[Collection entries]

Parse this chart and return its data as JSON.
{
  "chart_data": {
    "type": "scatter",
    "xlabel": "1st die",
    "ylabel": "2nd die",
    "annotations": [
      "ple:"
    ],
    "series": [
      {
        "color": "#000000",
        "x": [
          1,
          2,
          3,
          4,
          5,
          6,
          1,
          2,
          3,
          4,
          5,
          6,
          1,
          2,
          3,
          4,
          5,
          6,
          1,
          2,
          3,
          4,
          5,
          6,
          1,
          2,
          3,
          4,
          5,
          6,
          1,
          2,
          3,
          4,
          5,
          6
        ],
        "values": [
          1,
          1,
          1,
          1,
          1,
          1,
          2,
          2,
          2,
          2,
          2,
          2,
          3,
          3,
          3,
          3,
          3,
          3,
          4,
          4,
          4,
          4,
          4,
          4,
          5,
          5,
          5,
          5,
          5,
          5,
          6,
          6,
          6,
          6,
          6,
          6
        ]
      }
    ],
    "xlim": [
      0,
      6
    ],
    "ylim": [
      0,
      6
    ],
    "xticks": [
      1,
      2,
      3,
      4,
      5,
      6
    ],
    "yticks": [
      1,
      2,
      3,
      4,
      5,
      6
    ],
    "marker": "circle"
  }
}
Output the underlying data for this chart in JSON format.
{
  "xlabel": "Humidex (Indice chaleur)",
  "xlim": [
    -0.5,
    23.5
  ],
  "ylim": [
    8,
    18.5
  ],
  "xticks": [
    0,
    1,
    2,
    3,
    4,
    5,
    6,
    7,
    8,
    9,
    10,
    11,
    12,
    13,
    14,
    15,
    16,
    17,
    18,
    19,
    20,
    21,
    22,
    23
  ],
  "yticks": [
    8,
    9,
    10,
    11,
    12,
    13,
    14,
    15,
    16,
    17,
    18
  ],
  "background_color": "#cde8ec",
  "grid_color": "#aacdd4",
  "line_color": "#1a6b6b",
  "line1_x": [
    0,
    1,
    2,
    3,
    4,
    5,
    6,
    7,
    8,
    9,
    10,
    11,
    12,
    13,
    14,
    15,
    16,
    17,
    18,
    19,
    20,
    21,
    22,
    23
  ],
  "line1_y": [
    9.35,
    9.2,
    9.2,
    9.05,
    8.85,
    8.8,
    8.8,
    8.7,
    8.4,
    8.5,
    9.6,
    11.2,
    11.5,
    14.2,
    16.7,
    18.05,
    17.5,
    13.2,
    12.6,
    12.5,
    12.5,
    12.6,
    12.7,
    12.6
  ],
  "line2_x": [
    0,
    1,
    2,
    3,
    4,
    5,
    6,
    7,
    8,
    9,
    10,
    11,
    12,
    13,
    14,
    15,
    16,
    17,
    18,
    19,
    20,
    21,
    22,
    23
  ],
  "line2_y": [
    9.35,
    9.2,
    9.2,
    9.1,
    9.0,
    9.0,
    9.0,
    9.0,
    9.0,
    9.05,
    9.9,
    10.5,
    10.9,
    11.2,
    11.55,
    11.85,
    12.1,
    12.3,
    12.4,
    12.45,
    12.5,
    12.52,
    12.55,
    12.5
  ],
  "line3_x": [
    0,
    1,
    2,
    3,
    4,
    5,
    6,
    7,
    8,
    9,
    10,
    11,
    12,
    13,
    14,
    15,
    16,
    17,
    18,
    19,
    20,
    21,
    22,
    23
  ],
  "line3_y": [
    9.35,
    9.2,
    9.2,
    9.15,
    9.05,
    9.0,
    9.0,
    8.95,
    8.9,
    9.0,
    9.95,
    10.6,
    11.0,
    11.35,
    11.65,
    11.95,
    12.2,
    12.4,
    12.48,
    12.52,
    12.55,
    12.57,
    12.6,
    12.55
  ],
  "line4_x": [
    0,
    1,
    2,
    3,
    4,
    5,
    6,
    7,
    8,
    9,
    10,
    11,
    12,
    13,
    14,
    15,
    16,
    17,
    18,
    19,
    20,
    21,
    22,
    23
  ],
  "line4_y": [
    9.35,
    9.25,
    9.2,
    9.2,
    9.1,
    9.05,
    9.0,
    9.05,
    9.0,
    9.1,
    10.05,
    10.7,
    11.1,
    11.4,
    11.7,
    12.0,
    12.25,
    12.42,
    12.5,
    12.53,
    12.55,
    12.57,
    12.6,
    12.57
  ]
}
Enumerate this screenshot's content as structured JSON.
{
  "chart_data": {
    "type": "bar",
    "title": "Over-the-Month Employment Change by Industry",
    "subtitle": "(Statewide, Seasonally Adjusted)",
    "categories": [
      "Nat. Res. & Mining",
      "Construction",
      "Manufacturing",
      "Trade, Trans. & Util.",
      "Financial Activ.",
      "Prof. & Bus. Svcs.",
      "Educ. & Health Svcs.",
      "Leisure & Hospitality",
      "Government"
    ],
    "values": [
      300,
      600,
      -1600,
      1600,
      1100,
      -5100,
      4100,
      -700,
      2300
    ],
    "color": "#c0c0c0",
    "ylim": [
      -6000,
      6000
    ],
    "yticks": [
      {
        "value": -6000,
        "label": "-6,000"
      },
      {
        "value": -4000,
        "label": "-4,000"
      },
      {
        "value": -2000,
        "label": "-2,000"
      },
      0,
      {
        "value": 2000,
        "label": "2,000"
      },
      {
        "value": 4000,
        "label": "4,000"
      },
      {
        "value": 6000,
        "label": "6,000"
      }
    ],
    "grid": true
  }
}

STATED GOAL — Write out every entry above, word for word.

RESPONSE TO THE EXERCISE —
Parse this chart and return its data as JSON.
{
  "chart_data": {
    "type": "scatter",
    "xlabel": "1st die",
    "ylabel": "2nd die",
    "annotations": [
      "ple:"
    ],
    "series": [
      {
        "color": "#000000",
        "x": [
          1,
          2,
          3,
          4,
          5,
          6,
          1,
          2,
          3,
          4,
          5,
          6,
          1,
          2,
          3,
          4,
          5,
          6,
          1,
          2,
          3,
          4,
          5,
          6,
          1,
          2,
          3,
          4,
          5,
          6,
          1,
          2,
          3,
          4,
          5,
          6
        ],
        "values": [
          1,
          1,
          1,
          1,
          1,
          1,
          2,
          2,
          2,
          2,
          2,
          2,
          3,
          3,
          3,
          3,
          3,
          3,
          4,
          4,
          4,
          4,
          4,
          4,
          5,
          5,
          5,
          5,
          5,
          5,
          6,
          6,
          6,
          6,
          6,
          6
        ]
      }
    ],
    "xlim": [
      0,
      6
    ],
    "ylim": [
      0,
      6
    ],
    "xticks": [
      1,
      2,
      3,
      4,
      5,
      6
    ],
    "yticks": [
      1,
      2,
      3,
      4,
      5,
      6
    ],
    "marker": "circle"
  }
}
Output the underlying data for this chart in JSON format.
{
  "xlabel": "Humidex (Indice chaleur)",
  "xlim": [
    -0.5,
    23.5
  ],
  "ylim": [
    8,
    18.5
  ],
  "xticks": [
    0,
    1,
    2,
    3,
    4,
    5,
    6,
    7,
    8,
    9,
    10,
    11,
    12,
    13,
    14,
    15,
    16,
    17,
    18,
    19,
    20,
    21,
    22,
    23
  ],
  "yticks": [
    8,
    9,
    10,
    11,
    12,
    13,
    14,
    15,
    16,
    17,
    18
  ],
  "background_color": "#cde8ec",
  "grid_color": "#aacdd4",
  "line_color": "#1a6b6b",
  "line1_x": [
    0,
    1,
    2,
    3,
    4,
    5,
    6,
    7,
    8,
    9,
    10,
    11,
    12,
    13,
    14,
    15,
    16,
    17,
    18,
    19,
    20,
    21,
    22,
    23
  ],
  "line1_y": [
    9.35,
    9.2,
    9.2,
    9.05,
    8.85,
    8.8,
    8.8,
    8.7,
    8.4,
    8.5,
    9.6,
    11.2,
    11.5,
    14.2,
    16.7,
    18.05,
    17.5,
    13.2,
    12.6,
    12.5,
    12.5,
    12.6,
    12.7,
    12.6
  ],
  "line2_x": [
    0,
    1,
    2,
    3,
    4,
    5,
    6,
    7,
    8,
    9,
    10,
    11,
    12,
    13,
    14,
    15,
    16,
    17,
    18,
    19,
    20,
    21,
    22,
    23
  ],
  "line2_y": [
    9.35,
    9.2,
    9.2,
    9.1,
    9.0,
    9.0,
    9.0,
    9.0,
    9.0,
    9.05,
    9.9,
    10.5,
    10.9,
    11.2,
    11.55,
    11.85,
    12.1,
    12.3,
    12.4,
    12.45,
    12.5,
    12.52,
    12.55,
    12.5
  ],
  "line3_x": [
    0,
    1,
    2,
    3,
    4,
    5,
    6,
    7,
    8,
    9,
    10,
    11,
    12,
    13,
    14,
    15,
    16,
    17,
    18,
    19,
    20,
    21,
    22,
    23
  ],
  "line3_y": [
    9.35,
    9.2,
    9.2,
    9.15,
    9.05,
    9.0,
    9.0,
    8.95,
    8.9,
    9.0,
    9.95,
    10.6,
    11.0,
    11.35,
    11.65,
    11.95,
    12.2,
    12.4,
    12.48,
    12.52,
    12.55,
    12.57,
    12.6,
    12.55
  ],
  "line4_x": [
    0,
    1,
    2,
    3,
    4,
    5,
    6,
    7,
    8,
    9,
    10,
    11,
    12,
    13,
    14,
    15,
    16,
    17,
    18,
    19,
    20,
    21,
    22,
    23
  ],
  "line4_y": [
    9.35,
    9.25,
    9.2,
    9.2,
    9.1,
    9.05,
    9.0,
    9.05,
    9.0,
    9.1,
    10.05,
    10.7,
    11.1,
    11.4,
    11.7,
    12.0,
    12.25,
    12.42,
    12.5,
    12.53,
    12.55,
    12.57,
    12.6,
    12.57
  ]
}
Enumerate this screenshot's content as structured JSON.
{
  "chart_data": {
    "type": "bar",
    "title": "Over-the-Month Employment Change by Industry",
    "subtitle": "(Statewide, Seasonally Adjusted)",
    "categories": [
      "Nat. Res. & Mining",
      "Construction",
      "Manufacturing",
      "Trade, Trans. & Util.",
      "Financial Activ.",
      "Prof. & Bus. Svcs.",
      "Educ. & Health Svcs.",
      "Leisure & Hospitality",
      "Government"
    ],
    "values": [
      300,
      600,
      -1600,
      1600,
      1100,
      -5100,
      4100,
      -700,
      2300
    ],
    "color": "#c0c0c0",
    "ylim": [
      -6000,
      6000
    ],
    "yticks": [
      {
        "value": -6000,
        "label": "-6,000"
      },
      {
        "value": -4000,
        "label": "-4,000"
      },
      {
        "value": -2000,
        "label": "-2,000"
      },
      0,
      {
        "value": 2000,
        "label": "2,000"
      },
      {
        "value": 4000,
        "label": "4,000"
      },
      {
        "value": 6000,
        "label": "6,000"
      }
    ],
    "grid": true
  }
}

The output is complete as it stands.